**Exercise input**
* start *

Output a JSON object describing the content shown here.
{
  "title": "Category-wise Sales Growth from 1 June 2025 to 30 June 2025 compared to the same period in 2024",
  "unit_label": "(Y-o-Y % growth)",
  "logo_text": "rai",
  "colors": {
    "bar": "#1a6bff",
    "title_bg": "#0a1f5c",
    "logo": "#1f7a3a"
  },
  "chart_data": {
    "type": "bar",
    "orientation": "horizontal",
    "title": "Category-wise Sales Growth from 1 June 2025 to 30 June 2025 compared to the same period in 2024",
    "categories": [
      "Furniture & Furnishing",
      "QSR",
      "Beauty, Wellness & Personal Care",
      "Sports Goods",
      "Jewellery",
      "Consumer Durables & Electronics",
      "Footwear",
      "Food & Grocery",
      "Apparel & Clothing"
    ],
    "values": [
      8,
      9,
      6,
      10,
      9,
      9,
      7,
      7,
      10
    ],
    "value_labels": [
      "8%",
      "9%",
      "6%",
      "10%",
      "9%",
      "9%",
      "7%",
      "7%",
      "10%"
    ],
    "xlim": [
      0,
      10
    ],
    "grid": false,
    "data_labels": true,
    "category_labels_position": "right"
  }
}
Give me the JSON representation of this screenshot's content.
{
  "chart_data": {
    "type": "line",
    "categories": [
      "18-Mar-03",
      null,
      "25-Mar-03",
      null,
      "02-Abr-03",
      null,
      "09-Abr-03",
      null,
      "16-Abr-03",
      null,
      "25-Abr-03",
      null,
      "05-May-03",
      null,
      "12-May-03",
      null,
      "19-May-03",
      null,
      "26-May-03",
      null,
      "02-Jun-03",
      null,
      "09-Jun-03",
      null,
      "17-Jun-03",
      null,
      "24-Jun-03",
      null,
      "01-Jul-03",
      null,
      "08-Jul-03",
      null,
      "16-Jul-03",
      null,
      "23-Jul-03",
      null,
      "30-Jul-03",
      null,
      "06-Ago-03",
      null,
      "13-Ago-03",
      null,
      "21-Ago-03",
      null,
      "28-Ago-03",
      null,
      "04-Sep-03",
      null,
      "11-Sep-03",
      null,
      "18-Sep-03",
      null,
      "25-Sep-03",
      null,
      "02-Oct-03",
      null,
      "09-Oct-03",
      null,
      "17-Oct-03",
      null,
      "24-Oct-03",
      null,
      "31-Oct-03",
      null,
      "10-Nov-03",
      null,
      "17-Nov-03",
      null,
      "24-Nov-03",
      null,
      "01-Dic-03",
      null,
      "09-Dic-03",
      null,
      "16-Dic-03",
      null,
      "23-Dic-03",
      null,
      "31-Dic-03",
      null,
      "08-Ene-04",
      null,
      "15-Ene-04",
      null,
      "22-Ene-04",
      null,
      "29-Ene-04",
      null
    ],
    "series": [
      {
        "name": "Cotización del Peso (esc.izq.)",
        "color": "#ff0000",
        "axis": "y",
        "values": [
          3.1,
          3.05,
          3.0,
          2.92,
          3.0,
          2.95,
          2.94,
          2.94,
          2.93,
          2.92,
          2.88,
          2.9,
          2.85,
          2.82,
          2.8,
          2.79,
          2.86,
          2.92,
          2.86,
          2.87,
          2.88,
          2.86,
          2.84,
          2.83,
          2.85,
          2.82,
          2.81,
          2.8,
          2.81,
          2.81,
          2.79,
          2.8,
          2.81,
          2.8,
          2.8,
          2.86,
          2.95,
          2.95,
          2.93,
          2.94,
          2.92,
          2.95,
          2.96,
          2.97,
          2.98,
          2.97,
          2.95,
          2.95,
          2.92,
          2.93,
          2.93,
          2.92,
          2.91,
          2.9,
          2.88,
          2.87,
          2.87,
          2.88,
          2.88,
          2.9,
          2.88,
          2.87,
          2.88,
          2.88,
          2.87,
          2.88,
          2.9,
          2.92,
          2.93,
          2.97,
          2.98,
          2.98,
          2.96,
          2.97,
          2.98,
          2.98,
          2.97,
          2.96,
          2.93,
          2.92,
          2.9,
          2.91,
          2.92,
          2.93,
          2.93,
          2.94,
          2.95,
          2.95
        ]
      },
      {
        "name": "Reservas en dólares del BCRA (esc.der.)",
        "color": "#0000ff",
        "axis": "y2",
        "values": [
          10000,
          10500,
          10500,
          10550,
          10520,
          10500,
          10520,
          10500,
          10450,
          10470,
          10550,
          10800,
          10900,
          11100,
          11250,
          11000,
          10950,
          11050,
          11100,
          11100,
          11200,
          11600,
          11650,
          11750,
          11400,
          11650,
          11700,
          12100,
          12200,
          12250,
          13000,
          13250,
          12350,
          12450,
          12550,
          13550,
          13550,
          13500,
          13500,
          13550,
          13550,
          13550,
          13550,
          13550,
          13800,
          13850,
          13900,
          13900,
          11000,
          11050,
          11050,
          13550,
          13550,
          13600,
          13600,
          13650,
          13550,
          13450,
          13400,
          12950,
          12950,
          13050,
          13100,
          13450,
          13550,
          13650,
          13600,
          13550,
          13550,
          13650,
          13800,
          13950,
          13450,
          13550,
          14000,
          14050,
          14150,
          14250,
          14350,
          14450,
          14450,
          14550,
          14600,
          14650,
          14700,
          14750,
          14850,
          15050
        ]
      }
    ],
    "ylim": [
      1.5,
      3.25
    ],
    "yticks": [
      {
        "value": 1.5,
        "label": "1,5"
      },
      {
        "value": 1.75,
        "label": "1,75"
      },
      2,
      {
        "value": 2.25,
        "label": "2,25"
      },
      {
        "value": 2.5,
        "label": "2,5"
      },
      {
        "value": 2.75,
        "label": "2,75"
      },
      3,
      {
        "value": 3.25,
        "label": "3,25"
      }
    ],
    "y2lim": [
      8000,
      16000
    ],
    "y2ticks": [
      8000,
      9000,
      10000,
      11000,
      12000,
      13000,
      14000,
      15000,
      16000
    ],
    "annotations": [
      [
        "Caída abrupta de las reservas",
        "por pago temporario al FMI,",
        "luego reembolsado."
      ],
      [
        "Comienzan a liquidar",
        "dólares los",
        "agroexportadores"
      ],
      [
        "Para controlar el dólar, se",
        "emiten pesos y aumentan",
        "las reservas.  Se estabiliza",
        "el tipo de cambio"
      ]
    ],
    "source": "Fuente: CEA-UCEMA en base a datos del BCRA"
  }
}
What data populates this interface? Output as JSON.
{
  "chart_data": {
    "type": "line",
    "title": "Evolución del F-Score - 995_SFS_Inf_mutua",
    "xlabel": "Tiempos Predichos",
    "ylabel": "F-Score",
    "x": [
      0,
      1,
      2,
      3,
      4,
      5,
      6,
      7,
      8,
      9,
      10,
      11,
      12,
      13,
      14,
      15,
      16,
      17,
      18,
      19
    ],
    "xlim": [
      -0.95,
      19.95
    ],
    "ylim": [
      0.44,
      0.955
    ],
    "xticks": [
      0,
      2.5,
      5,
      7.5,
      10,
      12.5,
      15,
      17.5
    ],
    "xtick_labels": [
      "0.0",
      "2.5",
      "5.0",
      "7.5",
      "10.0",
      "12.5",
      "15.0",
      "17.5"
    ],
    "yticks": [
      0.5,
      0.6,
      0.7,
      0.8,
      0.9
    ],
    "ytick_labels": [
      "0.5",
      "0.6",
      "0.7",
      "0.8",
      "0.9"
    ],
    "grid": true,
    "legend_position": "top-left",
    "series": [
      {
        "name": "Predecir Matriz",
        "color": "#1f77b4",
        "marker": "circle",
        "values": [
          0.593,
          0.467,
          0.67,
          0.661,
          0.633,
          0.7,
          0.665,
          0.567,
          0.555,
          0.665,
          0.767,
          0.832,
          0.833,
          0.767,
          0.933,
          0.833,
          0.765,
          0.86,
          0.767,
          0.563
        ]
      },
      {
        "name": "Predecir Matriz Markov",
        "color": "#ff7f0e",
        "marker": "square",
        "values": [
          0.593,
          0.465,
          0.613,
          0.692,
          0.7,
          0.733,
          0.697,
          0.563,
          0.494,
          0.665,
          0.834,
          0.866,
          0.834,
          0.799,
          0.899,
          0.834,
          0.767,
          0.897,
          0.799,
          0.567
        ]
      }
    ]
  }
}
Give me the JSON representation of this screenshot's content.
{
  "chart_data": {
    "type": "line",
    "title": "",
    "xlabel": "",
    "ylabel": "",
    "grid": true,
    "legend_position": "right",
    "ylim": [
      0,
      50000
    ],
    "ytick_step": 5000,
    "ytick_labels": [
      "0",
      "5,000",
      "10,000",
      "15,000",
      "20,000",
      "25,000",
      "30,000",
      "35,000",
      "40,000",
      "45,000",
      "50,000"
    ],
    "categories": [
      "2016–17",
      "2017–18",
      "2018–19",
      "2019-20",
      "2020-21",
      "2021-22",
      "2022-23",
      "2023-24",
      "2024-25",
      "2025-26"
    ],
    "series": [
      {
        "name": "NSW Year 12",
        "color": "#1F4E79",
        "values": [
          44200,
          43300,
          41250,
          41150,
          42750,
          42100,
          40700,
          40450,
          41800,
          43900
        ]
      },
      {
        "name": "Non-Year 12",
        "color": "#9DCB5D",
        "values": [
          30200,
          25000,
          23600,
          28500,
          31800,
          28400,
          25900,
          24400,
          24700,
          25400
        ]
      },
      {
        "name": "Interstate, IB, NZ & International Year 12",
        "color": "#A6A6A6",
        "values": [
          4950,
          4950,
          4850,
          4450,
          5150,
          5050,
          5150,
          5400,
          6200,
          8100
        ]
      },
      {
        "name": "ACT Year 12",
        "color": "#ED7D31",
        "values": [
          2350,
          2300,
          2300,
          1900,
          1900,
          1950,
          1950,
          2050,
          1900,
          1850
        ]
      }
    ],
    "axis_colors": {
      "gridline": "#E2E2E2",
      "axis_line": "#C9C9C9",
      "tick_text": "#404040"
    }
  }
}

* end *

**Written instruction**
From the entries above, extract each line containing "Year".

**Result of the task**
        "name": "NSW Year 12",
        "name": "Non-Year 12",
        "name": "Interstate, IB, NZ & International Year 12",
        "name": "ACT Year 12",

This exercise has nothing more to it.